What is asked> Return each line of the material verbatim.

====== Extracted information ======

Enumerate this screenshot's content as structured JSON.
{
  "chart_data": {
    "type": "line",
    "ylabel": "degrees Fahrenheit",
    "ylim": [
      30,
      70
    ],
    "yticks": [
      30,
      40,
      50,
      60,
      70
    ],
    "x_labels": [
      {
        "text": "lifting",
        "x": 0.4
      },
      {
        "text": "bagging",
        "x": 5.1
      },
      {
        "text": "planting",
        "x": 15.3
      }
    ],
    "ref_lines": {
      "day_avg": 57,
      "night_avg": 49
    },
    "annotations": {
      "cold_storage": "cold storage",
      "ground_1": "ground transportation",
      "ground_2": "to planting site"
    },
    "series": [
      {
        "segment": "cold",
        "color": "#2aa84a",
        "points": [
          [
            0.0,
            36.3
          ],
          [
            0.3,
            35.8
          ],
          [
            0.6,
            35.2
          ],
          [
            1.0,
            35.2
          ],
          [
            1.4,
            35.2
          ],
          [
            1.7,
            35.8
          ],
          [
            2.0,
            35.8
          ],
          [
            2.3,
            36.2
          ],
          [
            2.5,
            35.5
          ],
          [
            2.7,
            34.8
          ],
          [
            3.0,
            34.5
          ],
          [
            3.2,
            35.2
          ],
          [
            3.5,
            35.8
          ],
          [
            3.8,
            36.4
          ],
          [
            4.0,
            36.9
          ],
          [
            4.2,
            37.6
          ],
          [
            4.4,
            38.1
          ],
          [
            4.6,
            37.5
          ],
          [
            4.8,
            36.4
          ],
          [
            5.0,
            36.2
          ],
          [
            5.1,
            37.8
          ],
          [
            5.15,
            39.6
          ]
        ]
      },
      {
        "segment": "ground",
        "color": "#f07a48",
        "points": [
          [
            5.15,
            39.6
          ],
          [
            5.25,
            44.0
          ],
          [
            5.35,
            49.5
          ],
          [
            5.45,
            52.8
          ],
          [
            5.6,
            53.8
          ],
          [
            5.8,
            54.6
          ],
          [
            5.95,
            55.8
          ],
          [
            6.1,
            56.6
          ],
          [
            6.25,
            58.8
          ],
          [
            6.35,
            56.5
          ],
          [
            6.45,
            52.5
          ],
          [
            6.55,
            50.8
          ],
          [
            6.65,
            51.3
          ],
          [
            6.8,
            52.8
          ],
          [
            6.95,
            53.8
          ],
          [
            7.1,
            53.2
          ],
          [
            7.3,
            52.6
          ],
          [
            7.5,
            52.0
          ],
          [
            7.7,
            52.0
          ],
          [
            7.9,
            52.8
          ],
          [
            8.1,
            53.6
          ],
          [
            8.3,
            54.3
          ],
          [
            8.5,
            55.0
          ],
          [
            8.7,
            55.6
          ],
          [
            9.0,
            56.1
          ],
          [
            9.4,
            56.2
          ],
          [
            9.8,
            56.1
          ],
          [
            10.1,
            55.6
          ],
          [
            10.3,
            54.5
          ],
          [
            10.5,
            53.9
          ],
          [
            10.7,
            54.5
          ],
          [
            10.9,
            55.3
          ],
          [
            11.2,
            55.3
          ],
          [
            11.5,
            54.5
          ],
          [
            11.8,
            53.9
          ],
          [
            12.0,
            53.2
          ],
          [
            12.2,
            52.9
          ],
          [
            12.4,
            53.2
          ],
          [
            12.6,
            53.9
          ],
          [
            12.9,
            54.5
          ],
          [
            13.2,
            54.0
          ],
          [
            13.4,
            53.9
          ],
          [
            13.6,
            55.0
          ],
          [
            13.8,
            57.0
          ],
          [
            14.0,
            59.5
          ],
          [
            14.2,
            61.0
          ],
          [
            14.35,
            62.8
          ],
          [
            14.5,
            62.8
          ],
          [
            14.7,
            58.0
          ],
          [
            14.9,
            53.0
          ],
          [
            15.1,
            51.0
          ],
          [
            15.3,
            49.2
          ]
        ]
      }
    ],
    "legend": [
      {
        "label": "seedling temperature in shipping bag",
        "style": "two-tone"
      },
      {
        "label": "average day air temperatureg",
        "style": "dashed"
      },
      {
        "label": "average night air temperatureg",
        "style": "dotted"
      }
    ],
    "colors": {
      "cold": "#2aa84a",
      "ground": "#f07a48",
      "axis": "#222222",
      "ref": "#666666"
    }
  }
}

======

Exercise solution>
Enumerate this screenshot's content as structured JSON.
{
  "chart_data": {
    "type": "line",
    "ylabel": "degrees Fahrenheit",
    "ylim": [
      30,
      70
    ],
    "yticks": [
      30,
      40,
      50,
      60,
      70
    ],
    "x_labels": [
      {
        "text": "lifting",
        "x": 0.4
      },
      {
        "text": "bagging",
        "x": 5.1
      },
      {
        "text": "planting",
        "x": 15.3
      }
    ],
    "ref_lines": {
      "day_avg": 57,
      "night_avg": 49
    },
    "annotations": {
      "cold_storage": "cold storage",
      "ground_1": "ground transportation",
      "ground_2": "to planting site"
    },
    "series": [
      {
        "segment": "cold",
        "color": "#2aa84a",
        "points": [
          [
            0.0,
            36.3
          ],
          [
            0.3,
            35.8
          ],
          [
            0.6,
            35.2
          ],
          [
            1.0,
            35.2
          ],
          [
            1.4,
            35.2
          ],
          [
            1.7,
            35.8
          ],
          [
            2.0,
            35.8
          ],
          [
            2.3,
            36.2
          ],
          [
            2.5,
            35.5
          ],
          [
            2.7,
            34.8
          ],
          [
            3.0,
            34.5
          ],
          [
            3.2,
            35.2
          ],
          [
            3.5,
            35.8
          ],
          [
            3.8,
            36.4
          ],
          [
            4.0,
            36.9
          ],
          [
            4.2,
            37.6
          ],
          [
            4.4,
            38.1
          ],
          [
            4.6,
            37.5
          ],
          [
            4.8,
            36.4
          ],
          [
            5.0,
            36.2
          ],
          [
            5.1,
            37.8
          ],
          [
            5.15,
            39.6
          ]
        ]
      },
      {
        "segment": "ground",
        "color": "#f07a48",
        "points": [
          [
            5.15,
            39.6
          ],
          [
            5.25,
            44.0
          ],
          [
            5.35,
            49.5
          ],
          [
            5.45,
            52.8
          ],
          [
            5.6,
            53.8
          ],
          [
            5.8,
            54.6
          ],
          [
            5.95,
            55.8
          ],
          [
            6.1,
            56.6
          ],
          [
            6.25,
            58.8
          ],
          [
            6.35,
            56.5
          ],
          [
            6.45,
            52.5
          ],
          [
            6.55,
            50.8
          ],
          [
            6.65,
            51.3
          ],
          [
            6.8,
            52.8
          ],
          [
            6.95,
            53.8
          ],
          [
            7.1,
            53.2
          ],
          [
            7.3,
            52.6
          ],
          [
            7.5,
            52.0
          ],
          [
            7.7,
            52.0
          ],
          [
            7.9,
            52.8
          ],
          [
            8.1,
            53.6
          ],
          [
            8.3,
            54.3
          ],
          [
            8.5,
            55.0
          ],
          [
            8.7,
            55.6
          ],
          [
            9.0,
            56.1
          ],
          [
            9.4,
            56.2
          ],
          [
            9.8,
            56.1
          ],
          [
            10.1,
            55.6
          ],
          [
            10.3,
            54.5
          ],
          [
            10.5,
            53.9
          ],
          [
            10.7,
            54.5
          ],
          [
            10.9,
            55.3
          ],
          [
            11.2,
            55.3
          ],
          [
            11.5,
            54.5
          ],
          [
            11.8,
            53.9
          ],
          [
            12.0,
            53.2
          ],
          [
            12.2,
            52.9
          ],
          [
            12.4,
            53.2
          ],
          [
            12.6,
            53.9
          ],
          [
            12.9,
            54.5
          ],
          [
            13.2,
            54.0
          ],
          [
            13.4,
            53.9
          ],
          [
            13.6,
            55.0
          ],
          [
            13.8,
            57.0
          ],
          [
            14.0,
            59.5
          ],
          [
            14.2,
            61.0
          ],
          [
            14.35,
            62.8
          ],
          [
            14.5,
            62.8
          ],
          [
            14.7,
            58.0
          ],
          [
            14.9,
            53.0
          ],
          [
            15.1,
            51.0
          ],
          [
            15.3,
            49.2
          ]
        ]
      }
    ],
    "legend": [
      {
        "label": "seedling temperature in shipping bag",
        "style": "two-tone"
      },
      {
        "label": "average day air temperatureg",
        "style": "dashed"
      },
      {
        "label": "average night air temperatureg",
        "style": "dotted"
      }
    ],
    "colors": {
      "cold": "#2aa84a",
      "ground": "#f07a48",
      "axis": "#222222",
      "ref": "#666666"
    }
  }
}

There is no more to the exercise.